* TASK DETAILS: Determine which lines of the records include the word "fondu", and copy them.

* Stored dataset items:

/---

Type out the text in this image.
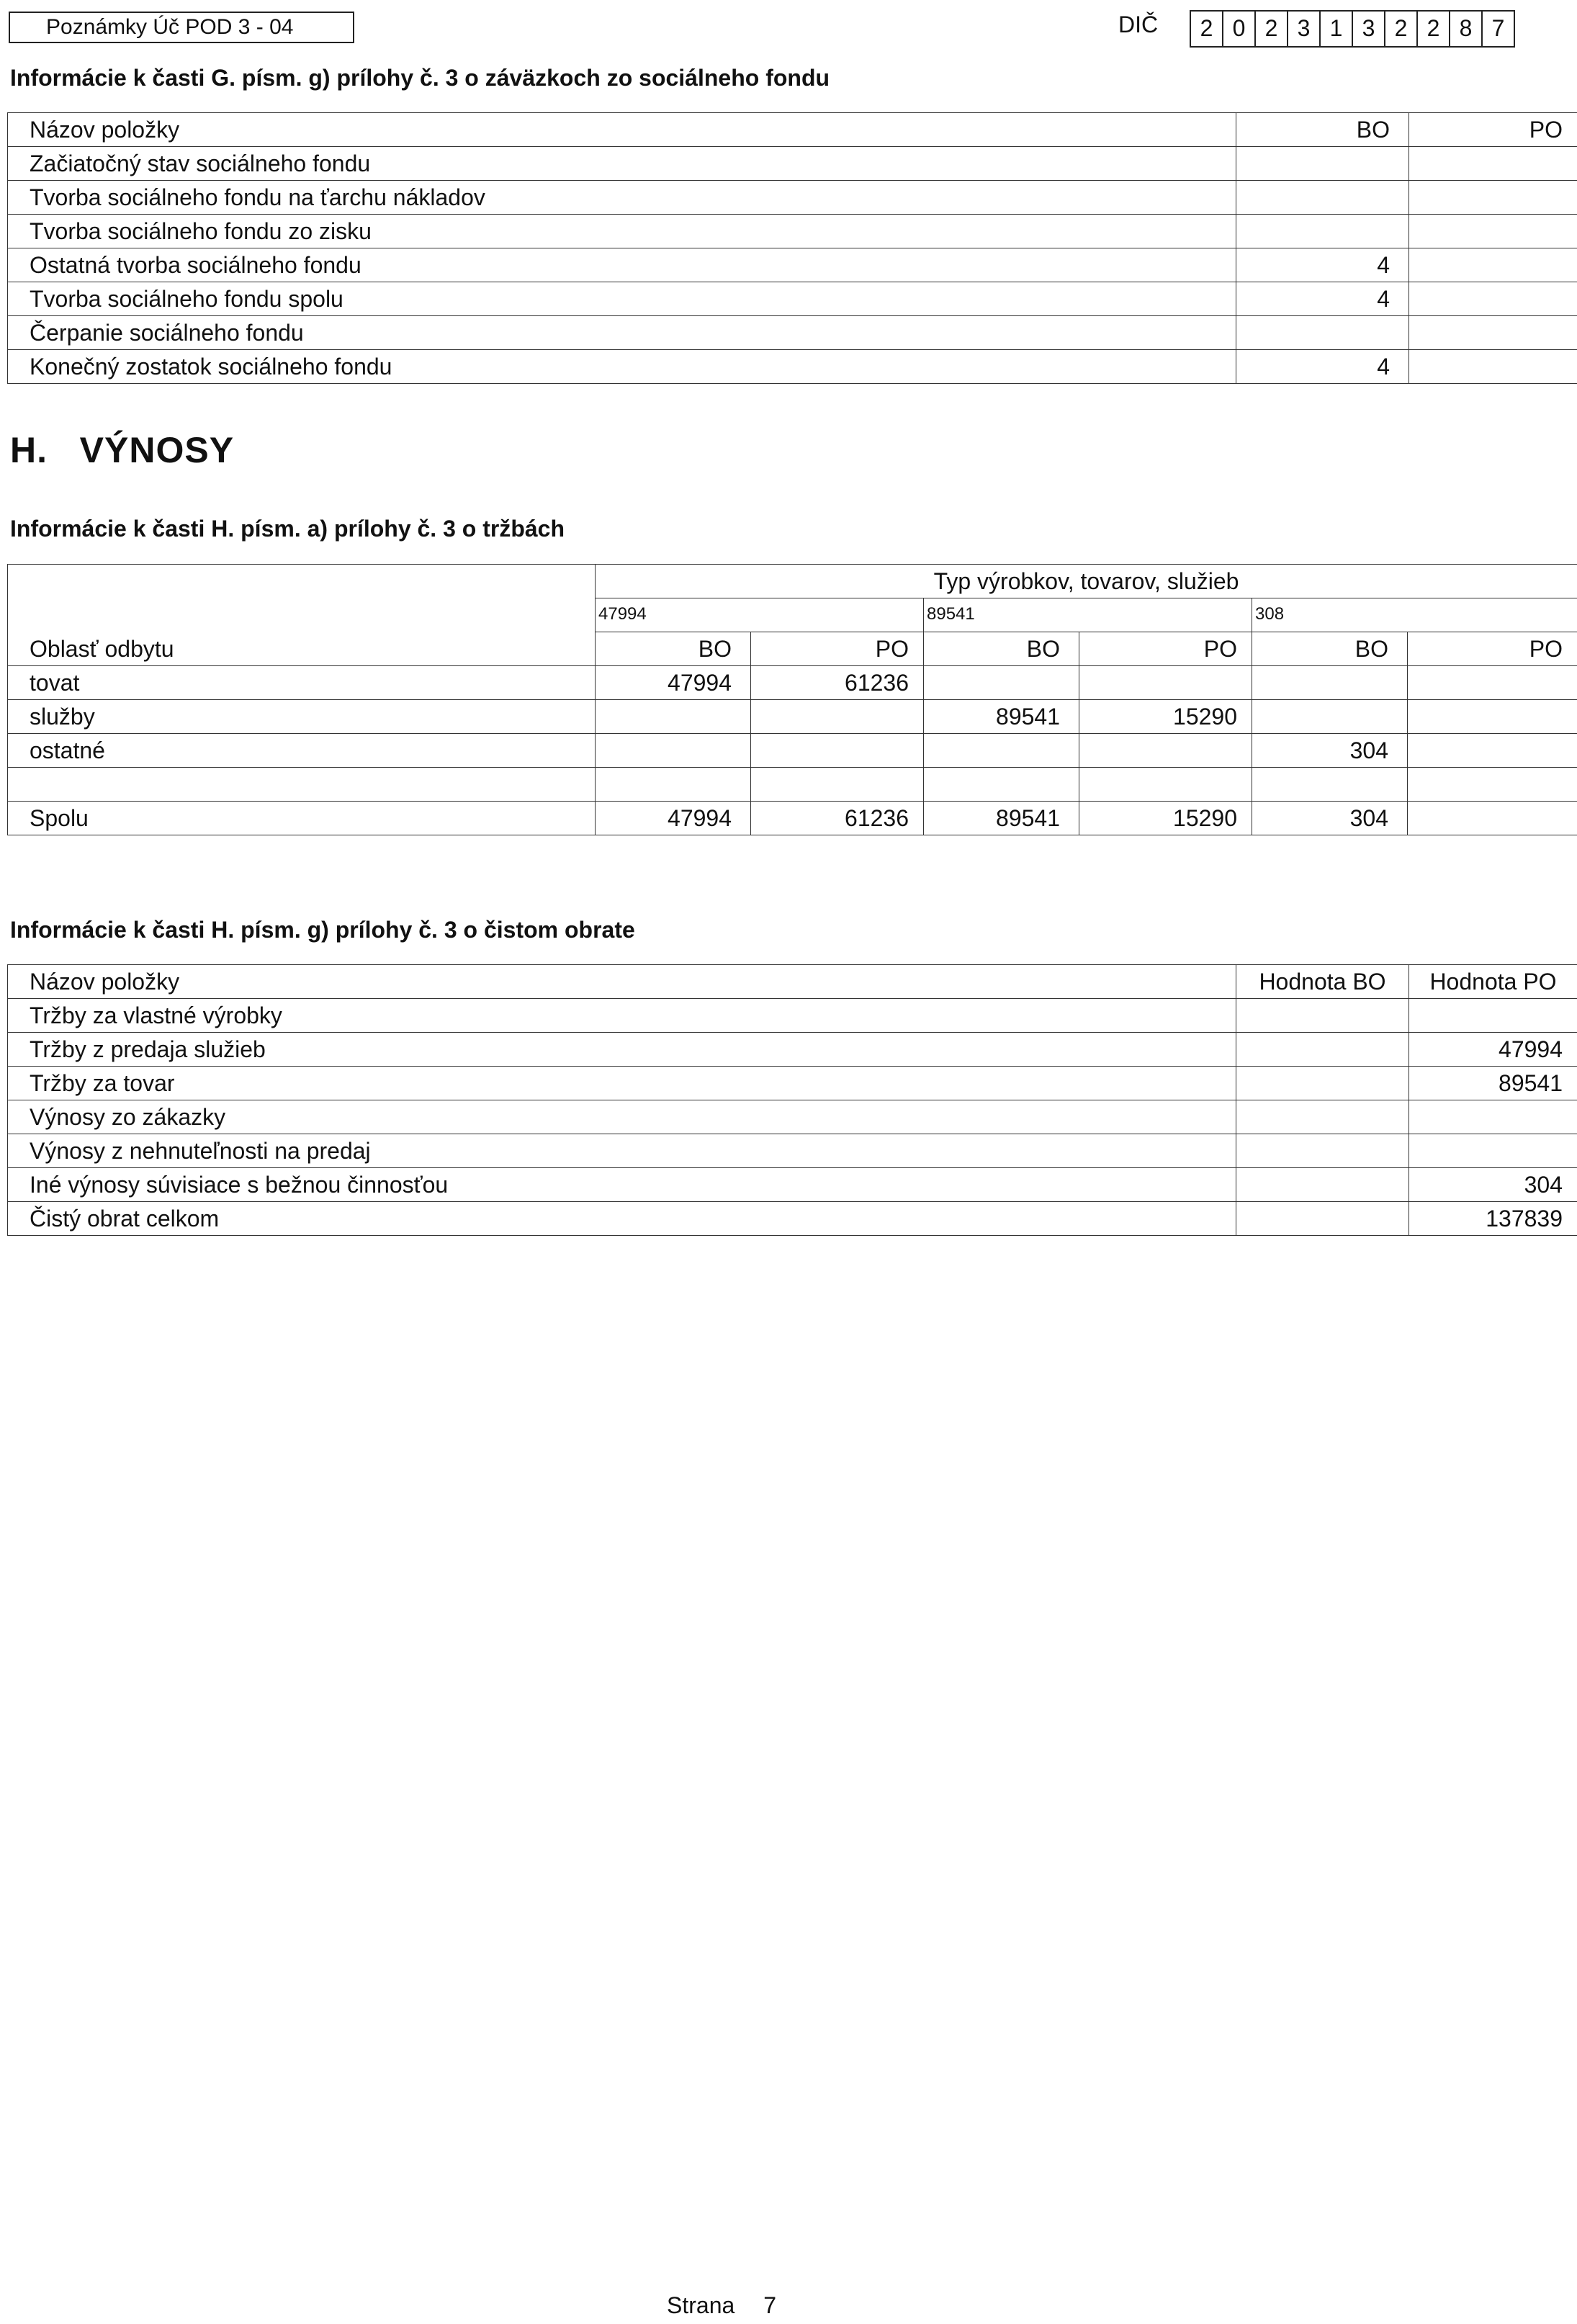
Poznámky Úč POD 3 - 04	DIČ	2 0 2 3 1 3 2 2 8 7
Informácie k časti G. písm. g) prílohy č. 3 o záväzkoch zo sociálneho fondu
Názov položky	BO	PO
Začiatočný stav sociálneho fondu		
Tvorba sociálneho fondu na ťarchu nákladov		
Tvorba sociálneho fondu zo zisku		
Ostatná tvorba sociálneho fondu	4	
Tvorba sociálneho fondu spolu	4	
Čerpanie sociálneho fondu		
Konečný zostatok sociálneho fondu	4	
H.   VÝNOSY
Informácie k časti H. písm. a) prílohy č. 3 o tržbách
Oblasť odbytu	Typ výrobkov, tovarov, služieb					
	47994		89541		308	
	BO	PO	BO	PO	BO	PO
tovat	47994	61236				
služby			89541	15290		
ostatné					304	

Spolu	47994	61236	89541	15290	304	
Informácie k časti H. písm. g) prílohy č. 3 o čistom obrate
Názov položky	Hodnota BO	Hodnota PO
Tržby za vlastné výrobky		
Tržby z predaja služieb		47994
Tržby za tovar		89541
Výnosy zo zákazky		
Výnosy z nehnuteľnosti na predaj		
Iné výnosy súvisiace s bežnou činnosťou		304
Čistý obrat celkom		137839
Strana 7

\---

* ANSWER FOR THE TASK:
Informácie k časti G. písm. g) prílohy č. 3 o záväzkoch zo sociálneho fondu
Začiatočný stav sociálneho fondu		
Tvorba sociálneho fondu na ťarchu nákladov		
Tvorba sociálneho fondu zo zisku		
Ostatná tvorba sociálneho fondu	4	
Tvorba sociálneho fondu spolu	4	
Čerpanie sociálneho fondu		
Konečný zostatok sociálneho fondu	4	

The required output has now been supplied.